--- EXTRACTED DATA ---

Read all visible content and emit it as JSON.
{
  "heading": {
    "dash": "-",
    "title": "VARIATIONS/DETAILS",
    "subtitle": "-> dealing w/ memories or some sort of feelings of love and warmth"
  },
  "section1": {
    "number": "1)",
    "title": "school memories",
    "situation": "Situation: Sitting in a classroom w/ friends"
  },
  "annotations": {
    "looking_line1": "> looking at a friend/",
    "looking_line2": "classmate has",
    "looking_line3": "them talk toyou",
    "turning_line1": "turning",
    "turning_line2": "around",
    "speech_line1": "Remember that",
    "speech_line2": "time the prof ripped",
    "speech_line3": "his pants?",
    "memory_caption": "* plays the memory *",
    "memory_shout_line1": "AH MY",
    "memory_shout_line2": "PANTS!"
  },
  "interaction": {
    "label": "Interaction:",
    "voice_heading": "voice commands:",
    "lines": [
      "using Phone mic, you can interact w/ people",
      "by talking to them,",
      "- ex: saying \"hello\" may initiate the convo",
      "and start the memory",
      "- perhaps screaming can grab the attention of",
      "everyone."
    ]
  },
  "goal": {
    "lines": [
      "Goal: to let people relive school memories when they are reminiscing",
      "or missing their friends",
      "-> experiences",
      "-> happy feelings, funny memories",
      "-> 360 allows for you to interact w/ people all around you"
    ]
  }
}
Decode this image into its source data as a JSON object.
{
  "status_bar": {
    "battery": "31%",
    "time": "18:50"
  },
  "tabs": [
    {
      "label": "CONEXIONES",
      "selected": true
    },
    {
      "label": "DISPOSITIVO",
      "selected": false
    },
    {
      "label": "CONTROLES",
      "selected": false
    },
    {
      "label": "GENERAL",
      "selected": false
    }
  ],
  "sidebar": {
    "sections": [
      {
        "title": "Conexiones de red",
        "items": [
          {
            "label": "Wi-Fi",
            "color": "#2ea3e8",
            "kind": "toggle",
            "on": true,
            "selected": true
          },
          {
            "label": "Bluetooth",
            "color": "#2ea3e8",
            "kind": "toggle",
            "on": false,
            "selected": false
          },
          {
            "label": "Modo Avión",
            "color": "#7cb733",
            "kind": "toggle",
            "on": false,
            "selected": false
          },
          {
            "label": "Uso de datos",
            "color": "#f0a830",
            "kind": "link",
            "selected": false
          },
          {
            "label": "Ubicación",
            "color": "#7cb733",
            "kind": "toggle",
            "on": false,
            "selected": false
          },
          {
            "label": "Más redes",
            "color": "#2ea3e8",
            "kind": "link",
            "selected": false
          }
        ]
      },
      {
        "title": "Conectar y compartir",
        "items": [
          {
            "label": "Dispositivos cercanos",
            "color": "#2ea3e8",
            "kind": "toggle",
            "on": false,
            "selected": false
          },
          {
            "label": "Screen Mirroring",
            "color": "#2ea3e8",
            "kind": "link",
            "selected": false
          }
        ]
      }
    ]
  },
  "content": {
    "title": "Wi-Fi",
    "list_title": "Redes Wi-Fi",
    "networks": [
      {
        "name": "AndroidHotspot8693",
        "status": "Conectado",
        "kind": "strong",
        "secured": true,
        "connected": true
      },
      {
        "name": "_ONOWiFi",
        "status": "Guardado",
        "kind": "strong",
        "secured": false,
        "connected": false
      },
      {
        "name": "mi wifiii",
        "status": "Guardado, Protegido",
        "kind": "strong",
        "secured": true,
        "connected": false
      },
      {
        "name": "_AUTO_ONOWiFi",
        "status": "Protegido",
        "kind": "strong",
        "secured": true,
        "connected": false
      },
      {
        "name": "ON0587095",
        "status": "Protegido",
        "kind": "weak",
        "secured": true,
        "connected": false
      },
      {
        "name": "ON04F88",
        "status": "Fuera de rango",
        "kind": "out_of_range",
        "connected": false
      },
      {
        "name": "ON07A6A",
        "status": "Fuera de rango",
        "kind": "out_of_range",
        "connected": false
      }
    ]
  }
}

---

Retype the listing. Match it exactly.

Read all visible content and emit it as JSON.
{
  "heading": {
    "dash": "-",
    "title": "VARIATIONS/DETAILS",
    "subtitle": "-> dealing w/ memories or some sort of feelings of love and warmth"
  },
  "section1": {
    "number": "1)",
    "title": "school memories",
    "situation": "Situation: Sitting in a classroom w/ friends"
  },
  "annotations": {
    "looking_line1": "> looking at a friend/",
    "looking_line2": "classmate has",
    "looking_line3": "them talk toyou",
    "turning_line1": "turning",
    "turning_line2": "around",
    "speech_line1": "Remember that",
    "speech_line2": "time the prof ripped",
    "speech_line3": "his pants?",
    "memory_caption": "* plays the memory *",
    "memory_shout_line1": "AH MY",
    "memory_shout_line2": "PANTS!"
  },
  "interaction": {
    "label": "Interaction:",
    "voice_heading": "voice commands:",
    "lines": [
      "using Phone mic, you can interact w/ people",
      "by talking to them,",
      "- ex: saying \"hello\" may initiate the convo",
      "and start the memory",
      "- perhaps screaming can grab the attention of",
      "everyone."
    ]
  },
  "goal": {
    "lines": [
      "Goal: to let people relive school memories when they are reminiscing",
      "or missing their friends",
      "-> experiences",
      "-> happy feelings, funny memories",
      "-> 360 allows for you to interact w/ people all around you"
    ]
  }
}
Decode this image into its source data as a JSON object.
{
  "status_bar": {
    "battery": "31%",
    "time": "18:50"
  },
  "tabs": [
    {
      "label": "CONEXIONES",
      "selected": true
    },
    {
      "label": "DISPOSITIVO",
      "selected": false
    },
    {
      "label": "CONTROLES",
      "selected": false
    },
    {
      "label": "GENERAL",
      "selected": false
    }
  ],
  "sidebar": {
    "sections": [
      {
        "title": "Conexiones de red",
        "items": [
          {
            "label": "Wi-Fi",
            "color": "#2ea3e8",
            "kind": "toggle",
            "on": true,
            "selected": true
          },
          {
            "label": "Bluetooth",
            "color": "#2ea3e8",
            "kind": "toggle",
            "on": false,
            "selected": false
          },
          {
            "label": "Modo Avión",
            "color": "#7cb733",
            "kind": "toggle",
            "on": false,
            "selected": false
          },
          {
            "label": "Uso de datos",
            "color": "#f0a830",
            "kind": "link",
            "selected": false
          },
          {
            "label": "Ubicación",
            "color": "#7cb733",
            "kind": "toggle",
            "on": false,
            "selected": false
          },
          {
            "label": "Más redes",
            "color": "#2ea3e8",
            "kind": "link",
            "selected": false
          }
        ]
      },
      {
        "title": "Conectar y compartir",
        "items": [
          {
            "label": "Dispositivos cercanos",
            "color": "#2ea3e8",
            "kind": "toggle",
            "on": false,
            "selected": false
          },
          {
            "label": "Screen Mirroring",
            "color": "#2ea3e8",
            "kind": "link",
            "selected": false
          }
        ]
      }
    ]
  },
  "content": {
    "title": "Wi-Fi",
    "list_title": "Redes Wi-Fi",
    "networks": [
      {
        "name": "AndroidHotspot8693",
        "status": "Conectado",
        "kind": "strong",
        "secured": true,
        "connected": true
      },
      {
        "name": "_ONOWiFi",
        "status": "Guardado",
        "kind": "strong",
        "secured": false,
        "connected": false
      },
      {
        "name": "mi wifiii",
        "status": "Guardado, Protegido",
        "kind": "strong",
        "secured": true,
        "connected": false
      },
      {
        "name": "_AUTO_ONOWiFi",
        "status": "Protegido",
        "kind": "strong",
        "secured": true,
        "connected": false
      },
      {
        "name": "ON0587095",
        "status": "Protegido",
        "kind": "weak",
        "secured": true,
        "connected": false
      },
      {
        "name": "ON04F88",
        "status": "Fuera de rango",
        "kind": "out_of_range",
        "connected": false
      },
      {
        "name": "ON07A6A",
        "status": "Fuera de rango",
        "kind": "out_of_range",
        "connected": false
      }
    ]
  }
}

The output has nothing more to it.